REQUEST
Show every line below where "Stillbirths" can be found.
━━━━
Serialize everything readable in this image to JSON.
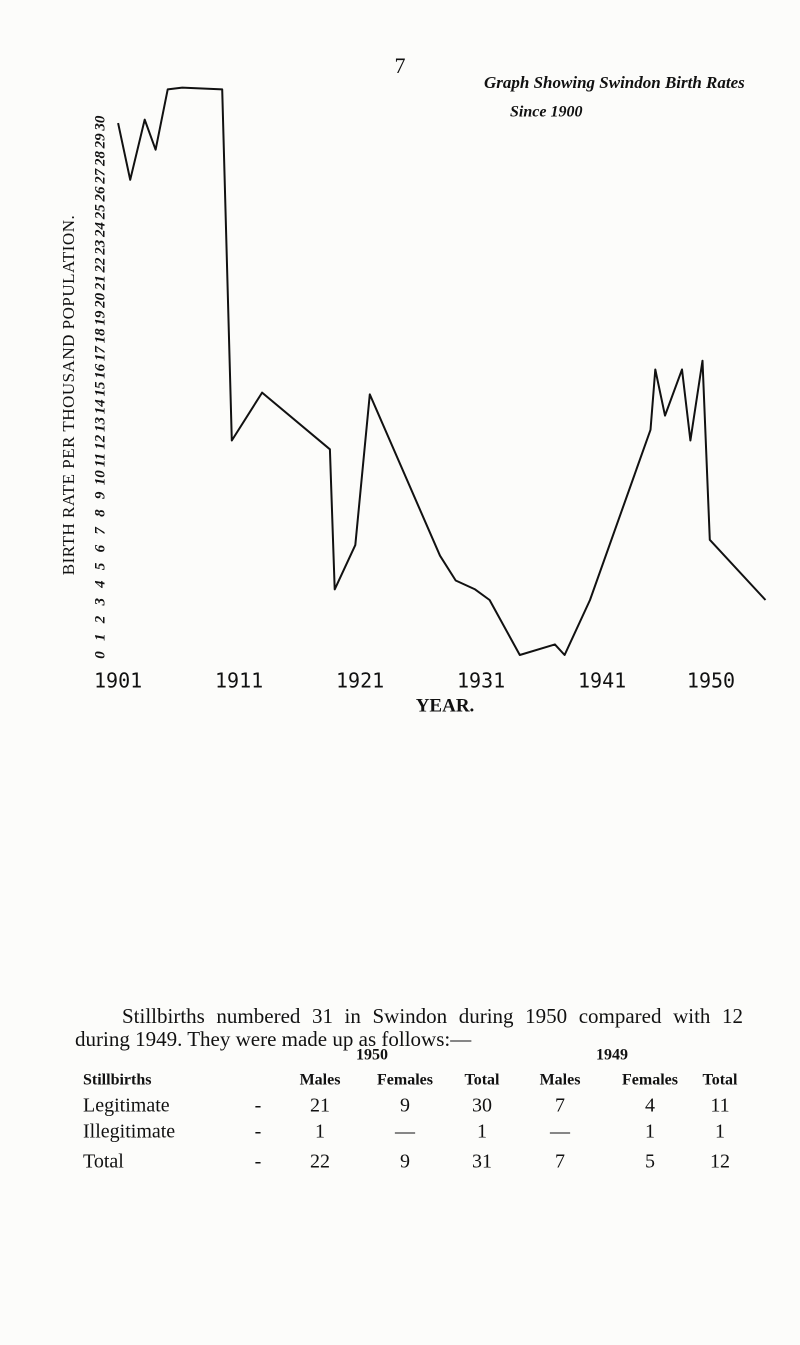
{
  "page_number": "7",
  "chart_data": {
    "type": "line",
    "title": "Graph Showing Swindon Birth Rates",
    "subtitle": "Since 1900",
    "x_label": "YEAR.",
    "y_label": "BIRTH RATE PER THOUSAND POPULATION.",
    "x": [
      1901,
      1902,
      1903.2,
      1904.1,
      1905.1,
      1906.3,
      1909.6,
      1910.4,
      1912.9,
      1918.5,
      1918.9,
      1920.6,
      1921.8,
      1927.6,
      1928.9,
      1930.5,
      1931.7,
      1934.2,
      1937.1,
      1937.9,
      1940,
      1945,
      1945.4,
      1946.2,
      1947.6,
      1948.3,
      1949.3,
      1949.9,
      1954.5
    ],
    "values": [
      30,
      26.8,
      30.2,
      28.5,
      31.9,
      32,
      31.9,
      12.1,
      14.8,
      11.6,
      3.7,
      6.2,
      14.7,
      5.6,
      4.2,
      3.7,
      3.1,
      0,
      0.6,
      0,
      3.1,
      12.7,
      16.1,
      13.5,
      16.1,
      12.1,
      16.6,
      6.5,
      3.1
    ],
    "color": "#111111",
    "xlim": [
      1900,
      1955
    ],
    "xticks": [
      1901,
      1911,
      1921,
      1931,
      1941,
      1950
    ],
    "ylim": [
      0,
      32
    ],
    "yticks": [
      0,
      1,
      2,
      3,
      4,
      5,
      6,
      7,
      8,
      9,
      10,
      11,
      12,
      13,
      14,
      15,
      16,
      17,
      18,
      19,
      20,
      21,
      22,
      23,
      24,
      25,
      26,
      27,
      28,
      29,
      30
    ],
    "grid": false
  },
  "paragraph": "Stillbirths numbered 31 in Swindon during 1950 compared with 12 during 1949. They were made up as follows:—",
  "table": {
    "groups": [
      "1950",
      "1949"
    ],
    "header": [
      "Stillbirths",
      "Males",
      "Females",
      "Total",
      "Males",
      "Females",
      "Total"
    ],
    "rows": [
      [
        "Legitimate",
        "-",
        21,
        9,
        30,
        7,
        4,
        11
      ],
      [
        "Illegitimate",
        "-",
        1,
        "—",
        1,
        "—",
        1,
        1
      ],
      [
        "Total",
        "-",
        22,
        9,
        31,
        7,
        5,
        12
      ]
    ]
  }
}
━━━━
EXERCISE RESPONSE
  "paragraph": "Stillbirths numbered 31 in Swindon during 1950 compared with 12 during 1949. They were made up as follows:—",
      "Stillbirths",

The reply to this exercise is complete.